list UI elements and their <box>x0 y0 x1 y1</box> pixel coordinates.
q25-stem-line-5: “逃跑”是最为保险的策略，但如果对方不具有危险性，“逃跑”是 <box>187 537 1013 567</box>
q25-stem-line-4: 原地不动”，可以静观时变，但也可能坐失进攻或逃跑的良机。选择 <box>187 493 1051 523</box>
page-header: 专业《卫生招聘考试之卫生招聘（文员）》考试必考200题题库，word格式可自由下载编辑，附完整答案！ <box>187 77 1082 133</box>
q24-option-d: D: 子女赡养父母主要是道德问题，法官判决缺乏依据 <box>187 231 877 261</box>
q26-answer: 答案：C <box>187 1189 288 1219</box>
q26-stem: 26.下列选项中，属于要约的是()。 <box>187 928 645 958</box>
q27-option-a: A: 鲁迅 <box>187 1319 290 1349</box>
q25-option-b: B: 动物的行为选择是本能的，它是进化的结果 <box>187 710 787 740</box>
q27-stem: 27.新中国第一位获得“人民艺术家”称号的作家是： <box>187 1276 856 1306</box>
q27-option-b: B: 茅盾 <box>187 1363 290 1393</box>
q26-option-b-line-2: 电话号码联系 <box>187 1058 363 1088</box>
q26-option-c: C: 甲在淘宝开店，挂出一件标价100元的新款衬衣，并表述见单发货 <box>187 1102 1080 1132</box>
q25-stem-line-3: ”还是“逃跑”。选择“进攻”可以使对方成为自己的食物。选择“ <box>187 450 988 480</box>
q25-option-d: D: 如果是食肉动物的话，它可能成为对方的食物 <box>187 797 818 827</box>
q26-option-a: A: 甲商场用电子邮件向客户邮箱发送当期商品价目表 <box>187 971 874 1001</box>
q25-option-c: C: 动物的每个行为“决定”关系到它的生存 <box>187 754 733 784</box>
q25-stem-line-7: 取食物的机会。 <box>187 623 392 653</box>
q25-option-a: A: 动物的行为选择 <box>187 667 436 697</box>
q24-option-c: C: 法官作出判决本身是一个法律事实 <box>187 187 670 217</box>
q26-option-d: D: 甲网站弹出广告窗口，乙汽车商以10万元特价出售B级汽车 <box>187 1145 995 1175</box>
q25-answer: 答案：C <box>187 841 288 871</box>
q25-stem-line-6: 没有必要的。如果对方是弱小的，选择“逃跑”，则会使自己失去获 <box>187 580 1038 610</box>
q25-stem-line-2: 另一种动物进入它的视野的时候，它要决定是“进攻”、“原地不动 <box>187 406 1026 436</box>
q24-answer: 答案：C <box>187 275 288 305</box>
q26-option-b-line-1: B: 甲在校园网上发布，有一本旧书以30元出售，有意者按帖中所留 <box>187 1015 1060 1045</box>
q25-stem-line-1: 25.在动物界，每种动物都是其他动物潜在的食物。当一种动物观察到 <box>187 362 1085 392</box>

_STATED EXERCISE_:
Turn the whole listing above into a numbered list, leaving out any blank lines.

_WORKED ANSWER_:
1. list UI elements and their <box>x0 y0 x1 y1</box> pixel coordinates.
2. q25-stem-line-5: “逃跑”是最为保险的策略，但如果对方不具有危险性，“逃跑”是 <box>187 537 1013 567</box>
3. q25-stem-line-4: 原地不动”，可以静观时变，但也可能坐失进攻或逃跑的良机。选择 <box>187 493 1051 523</box>
4. page-header: 专业《卫生招聘考试之卫生招聘（文员）》考试必考200题题库，word格式可自由下载编辑，附完整答案！ <box>187 77 1082 133</box>
5. q24-option-d: D: 子女赡养父母主要是道德问题，法官判决缺乏依据 <box>187 231 877 261</box>
6. q26-answer: 答案：C <box>187 1189 288 1219</box>
7. q26-stem: 26.下列选项中，属于要约的是()。 <box>187 928 645 958</box>
8. q27-option-a: A: 鲁迅 <box>187 1319 290 1349</box>
9. q25-option-b: B: 动物的行为选择是本能的，它是进化的结果 <box>187 710 787 740</box>
10. q27-stem: 27.新中国第一位获得“人民艺术家”称号的作家是： <box>187 1276 856 1306</box>
11. q27-option-b: B: 茅盾 <box>187 1363 290 1393</box>
12. q26-option-b-line-2: 电话号码联系 <box>187 1058 363 1088</box>
13. q26-option-c: C: 甲在淘宝开店，挂出一件标价100元的新款衬衣，并表述见单发货 <box>187 1102 1080 1132</box>
14. q25-stem-line-3: ”还是“逃跑”。选择“进攻”可以使对方成为自己的食物。选择“ <box>187 450 988 480</box>
15. q25-option-d: D: 如果是食肉动物的话，它可能成为对方的食物 <box>187 797 818 827</box>
16. q26-option-a: A: 甲商场用电子邮件向客户邮箱发送当期商品价目表 <box>187 971 874 1001</box>
17. q25-option-c: C: 动物的每个行为“决定”关系到它的生存 <box>187 754 733 784</box>
18. q25-stem-line-7: 取食物的机会。 <box>187 623 392 653</box>
19. q25-option-a: A: 动物的行为选择 <box>187 667 436 697</box>
20. q24-option-c: C: 法官作出判决本身是一个法律事实 <box>187 187 670 217</box>
21. q26-option-d: D: 甲网站弹出广告窗口，乙汽车商以10万元特价出售B级汽车 <box>187 1145 995 1175</box>
22. q25-answer: 答案：C <box>187 841 288 871</box>
23. q25-stem-line-6: 没有必要的。如果对方是弱小的，选择“逃跑”，则会使自己失去获 <box>187 580 1038 610</box>
24. q25-stem-line-2: 另一种动物进入它的视野的时候，它要决定是“进攻”、“原地不动 <box>187 406 1026 436</box>
25. q24-answer: 答案：C <box>187 275 288 305</box>
26. q26-option-b-line-1: B: 甲在校园网上发布，有一本旧书以30元出售，有意者按帖中所留 <box>187 1015 1060 1045</box>
27. q25-stem-line-1: 25.在动物界，每种动物都是其他动物潜在的食物。当一种动物观察到 <box>187 362 1085 392</box>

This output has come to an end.